Store sensitive configuration securely:

# config/runtime.exs - DO NOT hardcode secrets
import Config

config :ex_zarr,
  max_cache_size: System.get_env("EXZARR_CACHE_SIZE", "1000") |> String.to_integer(),
  enable_telemetry: true

config :ex_aws,
  access_key_id: System.fetch_env!("AWS_ACCESS_KEY_ID"),
  secret_access_key: System.fetch_env!("AWS_SECRET_ACCESS_KEY"),
  region: System.get_env("AWS_REGION", "us-east-1")

# Use tools like:
# - HashiCorp Vault for secret management
# - AWS Secrets Manager
# - Google Secret Manager
# - Azure Key Vault

6. Error Message Security

Avoid leaking sensitive information in error messages:

# BAD - Leaks internal paths
{:error, "Failed to read /internal/secret/path/data.zarr"}

# GOOD - Generic message
{:error, :read_failed}

# For debugging, log detailed errors securely
Logger.debug("Failed to read array", path: path, reason: reason)

Task description:
Write out the full text on secrets and error messages word for word, keeping every line and symbol intact. The material that comes next has no connection to the text on secrets and error messages.

Information supplied:
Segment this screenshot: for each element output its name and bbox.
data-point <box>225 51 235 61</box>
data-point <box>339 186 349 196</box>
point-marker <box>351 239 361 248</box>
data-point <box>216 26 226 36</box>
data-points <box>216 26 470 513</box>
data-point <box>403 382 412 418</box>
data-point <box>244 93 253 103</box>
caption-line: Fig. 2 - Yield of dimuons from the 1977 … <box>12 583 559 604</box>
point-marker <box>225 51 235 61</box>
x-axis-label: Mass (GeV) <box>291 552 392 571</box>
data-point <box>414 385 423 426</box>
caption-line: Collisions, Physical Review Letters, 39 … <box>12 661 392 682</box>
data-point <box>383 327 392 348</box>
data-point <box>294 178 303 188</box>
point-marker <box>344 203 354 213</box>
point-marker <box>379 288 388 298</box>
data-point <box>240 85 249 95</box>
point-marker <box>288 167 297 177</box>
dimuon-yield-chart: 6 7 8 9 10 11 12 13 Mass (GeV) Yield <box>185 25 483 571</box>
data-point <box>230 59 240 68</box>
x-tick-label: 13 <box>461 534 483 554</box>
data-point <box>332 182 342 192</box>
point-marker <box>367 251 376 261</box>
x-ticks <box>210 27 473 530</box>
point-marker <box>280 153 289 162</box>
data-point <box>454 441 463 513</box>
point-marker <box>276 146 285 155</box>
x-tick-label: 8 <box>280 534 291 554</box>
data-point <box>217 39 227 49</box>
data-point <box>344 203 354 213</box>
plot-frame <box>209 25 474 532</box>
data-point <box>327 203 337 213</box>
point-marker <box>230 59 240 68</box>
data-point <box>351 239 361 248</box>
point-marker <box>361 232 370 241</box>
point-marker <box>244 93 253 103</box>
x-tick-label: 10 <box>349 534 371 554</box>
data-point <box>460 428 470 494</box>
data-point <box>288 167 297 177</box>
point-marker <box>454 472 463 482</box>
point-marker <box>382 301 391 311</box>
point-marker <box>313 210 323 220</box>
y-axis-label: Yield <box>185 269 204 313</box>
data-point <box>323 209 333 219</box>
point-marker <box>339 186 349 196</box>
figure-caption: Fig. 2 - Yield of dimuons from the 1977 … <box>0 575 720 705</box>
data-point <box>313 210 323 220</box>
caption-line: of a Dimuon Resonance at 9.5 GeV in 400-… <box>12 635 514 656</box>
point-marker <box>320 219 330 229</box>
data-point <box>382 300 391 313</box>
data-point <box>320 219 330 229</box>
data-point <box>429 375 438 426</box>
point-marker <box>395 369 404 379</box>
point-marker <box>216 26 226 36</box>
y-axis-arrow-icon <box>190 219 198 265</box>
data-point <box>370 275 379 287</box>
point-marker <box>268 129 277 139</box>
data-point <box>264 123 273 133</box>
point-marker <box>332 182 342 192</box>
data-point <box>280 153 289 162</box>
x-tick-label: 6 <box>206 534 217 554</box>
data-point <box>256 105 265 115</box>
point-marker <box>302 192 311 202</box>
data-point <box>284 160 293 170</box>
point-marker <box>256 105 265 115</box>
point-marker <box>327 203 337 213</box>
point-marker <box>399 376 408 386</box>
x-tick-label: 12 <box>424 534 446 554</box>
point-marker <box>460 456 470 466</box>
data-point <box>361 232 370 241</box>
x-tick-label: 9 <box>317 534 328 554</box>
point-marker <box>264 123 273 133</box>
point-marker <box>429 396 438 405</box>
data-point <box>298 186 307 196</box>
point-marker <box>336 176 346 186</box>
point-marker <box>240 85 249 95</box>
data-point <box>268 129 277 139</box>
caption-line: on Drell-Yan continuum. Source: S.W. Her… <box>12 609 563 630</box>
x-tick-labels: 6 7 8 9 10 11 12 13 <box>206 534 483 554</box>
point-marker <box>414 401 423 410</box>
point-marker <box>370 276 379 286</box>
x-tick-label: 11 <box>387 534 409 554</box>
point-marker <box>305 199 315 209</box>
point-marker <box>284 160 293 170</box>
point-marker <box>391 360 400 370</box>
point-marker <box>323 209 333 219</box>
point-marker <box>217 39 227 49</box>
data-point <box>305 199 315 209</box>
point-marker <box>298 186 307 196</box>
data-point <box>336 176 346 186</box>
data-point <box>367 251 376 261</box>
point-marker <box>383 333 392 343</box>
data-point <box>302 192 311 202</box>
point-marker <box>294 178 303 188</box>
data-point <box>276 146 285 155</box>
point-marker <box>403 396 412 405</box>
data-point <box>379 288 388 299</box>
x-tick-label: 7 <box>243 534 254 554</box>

...

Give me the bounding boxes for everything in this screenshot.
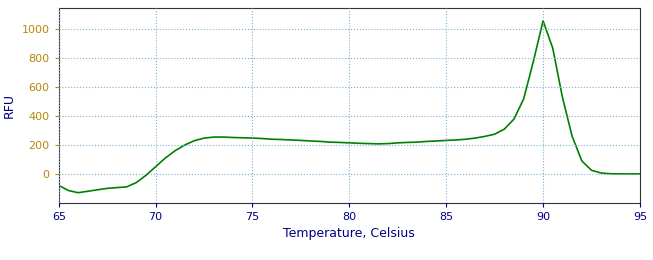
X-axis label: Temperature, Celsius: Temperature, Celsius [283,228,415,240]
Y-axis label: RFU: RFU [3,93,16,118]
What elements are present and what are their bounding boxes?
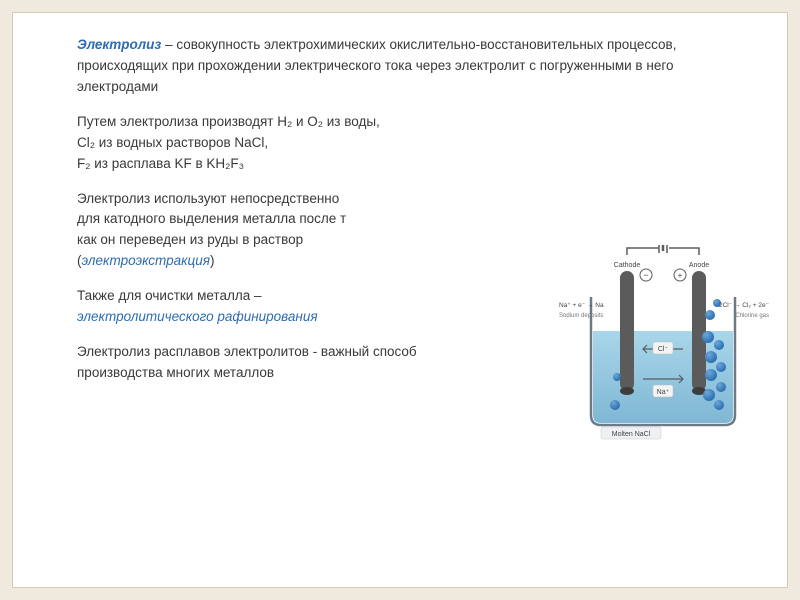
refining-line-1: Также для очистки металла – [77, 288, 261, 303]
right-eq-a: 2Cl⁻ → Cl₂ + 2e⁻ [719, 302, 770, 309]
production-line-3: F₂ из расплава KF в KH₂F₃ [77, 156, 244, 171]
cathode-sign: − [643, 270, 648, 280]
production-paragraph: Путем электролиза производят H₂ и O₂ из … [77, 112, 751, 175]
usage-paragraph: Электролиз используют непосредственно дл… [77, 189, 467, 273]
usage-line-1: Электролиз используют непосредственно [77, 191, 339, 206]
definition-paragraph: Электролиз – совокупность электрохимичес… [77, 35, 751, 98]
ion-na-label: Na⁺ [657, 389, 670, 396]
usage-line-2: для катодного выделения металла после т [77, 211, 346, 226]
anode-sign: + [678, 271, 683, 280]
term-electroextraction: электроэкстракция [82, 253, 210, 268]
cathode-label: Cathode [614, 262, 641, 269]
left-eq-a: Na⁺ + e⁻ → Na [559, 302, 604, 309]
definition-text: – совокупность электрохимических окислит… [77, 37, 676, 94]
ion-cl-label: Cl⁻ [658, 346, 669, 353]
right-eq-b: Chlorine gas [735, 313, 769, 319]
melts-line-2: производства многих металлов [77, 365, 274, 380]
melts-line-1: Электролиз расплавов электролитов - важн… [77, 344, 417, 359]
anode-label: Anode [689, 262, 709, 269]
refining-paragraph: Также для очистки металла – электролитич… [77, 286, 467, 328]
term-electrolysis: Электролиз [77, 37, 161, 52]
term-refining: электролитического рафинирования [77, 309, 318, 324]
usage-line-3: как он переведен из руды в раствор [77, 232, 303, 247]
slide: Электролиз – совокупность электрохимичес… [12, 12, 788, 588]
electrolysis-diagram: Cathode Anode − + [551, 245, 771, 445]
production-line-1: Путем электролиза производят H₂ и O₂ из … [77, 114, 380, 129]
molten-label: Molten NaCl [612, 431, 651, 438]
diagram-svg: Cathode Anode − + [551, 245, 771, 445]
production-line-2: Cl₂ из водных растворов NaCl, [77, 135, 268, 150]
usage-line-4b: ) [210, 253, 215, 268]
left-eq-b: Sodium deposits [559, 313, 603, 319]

Task answer:
Store sensitive configuration securely:

# config/runtime.exs - DO NOT hardcode secrets
import Config

config :ex_zarr,
  max_cache_size: System.get_env("EXZARR_CACHE_SIZE", "1000") |> String.to_integer(),
  enable_telemetry: true

config :ex_aws,
  access_key_id: System.fetch_env!("AWS_ACCESS_KEY_ID"),
  secret_access_key: System.fetch_env!("AWS_SECRET_ACCESS_KEY"),
  region: System.get_env("AWS_REGION", "us-east-1")

# Use tools like:
# - HashiCorp Vault for secret management
# - AWS Secrets Manager
# - Google Secret Manager
# - Azure Key Vault

6. Error Message Security

Avoid leaking sensitive information in error messages:

# BAD - Leaks internal paths
{:error, "Failed to read /internal/secret/path/data.zarr"}

# GOOD - Generic message
{:error, :read_failed}

# For debugging, log detailed errors securely
Logger.debug("Failed to read array", path: path, reason: reason)